[start]
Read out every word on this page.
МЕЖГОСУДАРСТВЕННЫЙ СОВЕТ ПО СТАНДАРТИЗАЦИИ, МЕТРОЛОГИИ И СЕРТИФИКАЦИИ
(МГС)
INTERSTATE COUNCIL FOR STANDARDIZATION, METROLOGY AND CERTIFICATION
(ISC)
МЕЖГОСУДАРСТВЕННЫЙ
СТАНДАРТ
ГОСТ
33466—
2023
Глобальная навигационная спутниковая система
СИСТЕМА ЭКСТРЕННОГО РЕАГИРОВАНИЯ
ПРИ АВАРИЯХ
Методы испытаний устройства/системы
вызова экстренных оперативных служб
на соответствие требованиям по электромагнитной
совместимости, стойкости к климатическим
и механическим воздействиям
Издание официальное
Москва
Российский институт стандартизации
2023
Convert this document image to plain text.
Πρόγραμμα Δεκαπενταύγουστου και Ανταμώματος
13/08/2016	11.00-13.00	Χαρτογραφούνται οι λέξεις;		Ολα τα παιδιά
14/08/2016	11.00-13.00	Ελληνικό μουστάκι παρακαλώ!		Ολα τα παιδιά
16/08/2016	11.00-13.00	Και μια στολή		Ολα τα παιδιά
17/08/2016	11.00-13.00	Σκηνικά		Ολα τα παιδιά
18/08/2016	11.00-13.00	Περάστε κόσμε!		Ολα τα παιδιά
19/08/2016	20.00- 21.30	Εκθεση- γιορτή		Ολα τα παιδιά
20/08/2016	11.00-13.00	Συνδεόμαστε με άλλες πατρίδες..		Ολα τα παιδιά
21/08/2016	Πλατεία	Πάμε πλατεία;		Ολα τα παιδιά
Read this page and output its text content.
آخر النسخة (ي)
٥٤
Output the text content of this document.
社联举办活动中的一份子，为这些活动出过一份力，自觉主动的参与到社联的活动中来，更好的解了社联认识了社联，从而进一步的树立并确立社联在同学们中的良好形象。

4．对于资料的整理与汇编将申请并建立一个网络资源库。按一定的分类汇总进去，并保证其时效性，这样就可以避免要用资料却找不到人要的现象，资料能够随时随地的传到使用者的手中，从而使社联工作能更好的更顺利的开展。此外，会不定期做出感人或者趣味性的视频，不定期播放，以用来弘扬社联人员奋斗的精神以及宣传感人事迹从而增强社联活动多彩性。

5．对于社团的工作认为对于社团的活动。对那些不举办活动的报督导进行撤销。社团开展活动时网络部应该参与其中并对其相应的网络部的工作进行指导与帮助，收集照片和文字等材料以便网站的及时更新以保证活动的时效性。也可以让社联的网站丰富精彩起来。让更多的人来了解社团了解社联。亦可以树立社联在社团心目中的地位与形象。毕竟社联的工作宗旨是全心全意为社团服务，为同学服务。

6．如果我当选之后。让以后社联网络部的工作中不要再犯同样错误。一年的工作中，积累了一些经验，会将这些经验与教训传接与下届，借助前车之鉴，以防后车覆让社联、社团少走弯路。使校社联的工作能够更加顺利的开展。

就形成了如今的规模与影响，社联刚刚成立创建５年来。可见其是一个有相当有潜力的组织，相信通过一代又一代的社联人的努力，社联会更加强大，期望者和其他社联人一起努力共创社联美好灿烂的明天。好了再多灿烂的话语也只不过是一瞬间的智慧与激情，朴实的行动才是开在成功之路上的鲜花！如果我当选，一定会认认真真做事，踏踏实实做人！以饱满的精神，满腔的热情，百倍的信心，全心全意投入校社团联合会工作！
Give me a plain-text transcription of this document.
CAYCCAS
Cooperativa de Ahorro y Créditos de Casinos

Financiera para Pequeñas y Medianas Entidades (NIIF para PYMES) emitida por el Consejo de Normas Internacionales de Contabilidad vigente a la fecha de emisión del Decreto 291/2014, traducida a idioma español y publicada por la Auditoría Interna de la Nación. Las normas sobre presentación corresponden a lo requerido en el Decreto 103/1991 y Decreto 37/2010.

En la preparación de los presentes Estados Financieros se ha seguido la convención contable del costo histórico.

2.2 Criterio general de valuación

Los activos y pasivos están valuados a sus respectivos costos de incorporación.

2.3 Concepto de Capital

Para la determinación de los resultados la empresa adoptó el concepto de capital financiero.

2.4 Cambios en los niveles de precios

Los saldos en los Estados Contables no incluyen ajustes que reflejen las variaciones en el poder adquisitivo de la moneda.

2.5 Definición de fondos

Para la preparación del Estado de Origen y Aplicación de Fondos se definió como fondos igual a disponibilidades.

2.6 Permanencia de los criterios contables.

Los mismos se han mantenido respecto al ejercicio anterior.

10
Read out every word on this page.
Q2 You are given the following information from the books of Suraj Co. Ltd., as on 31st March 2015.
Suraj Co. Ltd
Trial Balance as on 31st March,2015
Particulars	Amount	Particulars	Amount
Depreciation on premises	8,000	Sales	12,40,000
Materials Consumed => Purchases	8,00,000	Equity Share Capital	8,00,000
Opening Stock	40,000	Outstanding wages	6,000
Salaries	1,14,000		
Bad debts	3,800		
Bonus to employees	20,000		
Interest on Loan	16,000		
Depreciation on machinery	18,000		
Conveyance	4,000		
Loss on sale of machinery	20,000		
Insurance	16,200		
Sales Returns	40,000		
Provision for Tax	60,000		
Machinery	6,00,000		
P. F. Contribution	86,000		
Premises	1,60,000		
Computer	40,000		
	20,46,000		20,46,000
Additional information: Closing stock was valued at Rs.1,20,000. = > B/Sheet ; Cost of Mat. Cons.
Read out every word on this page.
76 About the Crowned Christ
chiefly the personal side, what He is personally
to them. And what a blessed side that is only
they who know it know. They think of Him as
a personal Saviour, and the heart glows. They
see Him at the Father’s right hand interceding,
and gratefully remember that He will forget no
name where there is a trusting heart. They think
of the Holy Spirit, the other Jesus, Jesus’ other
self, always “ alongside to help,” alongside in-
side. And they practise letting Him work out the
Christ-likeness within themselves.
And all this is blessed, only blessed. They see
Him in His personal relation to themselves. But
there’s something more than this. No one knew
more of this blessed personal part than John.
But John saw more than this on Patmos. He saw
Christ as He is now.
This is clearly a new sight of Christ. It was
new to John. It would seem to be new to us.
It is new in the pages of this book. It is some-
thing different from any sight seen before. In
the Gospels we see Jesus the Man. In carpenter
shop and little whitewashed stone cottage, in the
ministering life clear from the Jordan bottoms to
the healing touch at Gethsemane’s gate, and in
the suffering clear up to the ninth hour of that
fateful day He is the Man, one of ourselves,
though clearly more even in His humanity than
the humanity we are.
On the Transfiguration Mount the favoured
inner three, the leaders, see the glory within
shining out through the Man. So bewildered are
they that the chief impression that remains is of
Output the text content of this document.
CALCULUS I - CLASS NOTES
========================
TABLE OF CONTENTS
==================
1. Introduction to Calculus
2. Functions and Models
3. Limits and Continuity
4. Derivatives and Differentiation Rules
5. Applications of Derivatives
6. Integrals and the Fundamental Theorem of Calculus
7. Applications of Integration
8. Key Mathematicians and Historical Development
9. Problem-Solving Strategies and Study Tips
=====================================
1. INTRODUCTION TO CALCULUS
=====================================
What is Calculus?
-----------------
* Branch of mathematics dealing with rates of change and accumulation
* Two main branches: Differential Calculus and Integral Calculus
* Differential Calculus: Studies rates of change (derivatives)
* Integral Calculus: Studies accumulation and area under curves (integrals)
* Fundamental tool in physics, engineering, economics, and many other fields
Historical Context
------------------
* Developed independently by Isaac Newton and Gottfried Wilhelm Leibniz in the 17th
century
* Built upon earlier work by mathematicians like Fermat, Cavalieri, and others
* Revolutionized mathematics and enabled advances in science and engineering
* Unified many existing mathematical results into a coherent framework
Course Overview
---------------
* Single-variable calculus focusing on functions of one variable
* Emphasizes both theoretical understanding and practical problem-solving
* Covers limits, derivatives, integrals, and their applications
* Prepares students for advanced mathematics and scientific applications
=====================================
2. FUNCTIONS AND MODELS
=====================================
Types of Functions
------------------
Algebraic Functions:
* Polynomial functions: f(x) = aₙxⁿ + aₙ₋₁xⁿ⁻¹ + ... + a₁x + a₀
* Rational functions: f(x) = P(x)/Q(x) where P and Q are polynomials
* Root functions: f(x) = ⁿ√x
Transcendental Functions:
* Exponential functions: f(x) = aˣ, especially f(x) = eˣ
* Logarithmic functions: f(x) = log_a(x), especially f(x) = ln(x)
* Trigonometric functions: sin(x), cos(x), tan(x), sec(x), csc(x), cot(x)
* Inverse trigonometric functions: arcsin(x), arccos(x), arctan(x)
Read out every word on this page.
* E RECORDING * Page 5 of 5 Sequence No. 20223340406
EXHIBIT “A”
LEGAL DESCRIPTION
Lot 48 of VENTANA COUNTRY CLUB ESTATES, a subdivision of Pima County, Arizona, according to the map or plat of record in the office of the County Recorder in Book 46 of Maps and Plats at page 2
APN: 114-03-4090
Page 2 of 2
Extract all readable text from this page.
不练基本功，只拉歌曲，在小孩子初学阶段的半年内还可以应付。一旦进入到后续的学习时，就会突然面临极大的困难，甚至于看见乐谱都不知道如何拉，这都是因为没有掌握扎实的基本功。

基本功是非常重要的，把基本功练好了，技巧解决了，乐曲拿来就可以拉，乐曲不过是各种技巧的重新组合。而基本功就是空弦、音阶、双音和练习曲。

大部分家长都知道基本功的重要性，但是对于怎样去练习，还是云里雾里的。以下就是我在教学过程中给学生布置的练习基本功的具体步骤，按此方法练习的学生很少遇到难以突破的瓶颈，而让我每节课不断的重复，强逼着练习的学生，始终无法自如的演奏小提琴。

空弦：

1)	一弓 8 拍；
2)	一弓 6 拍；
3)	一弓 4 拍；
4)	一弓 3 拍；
[end]
◆ Task directions: Identify the lines above with the word "where". Copy them.

◆ Response:
name where there is a trusting heart. They think
* Rational functions: f(x) = P(x)/Q(x) where P and Q are polynomials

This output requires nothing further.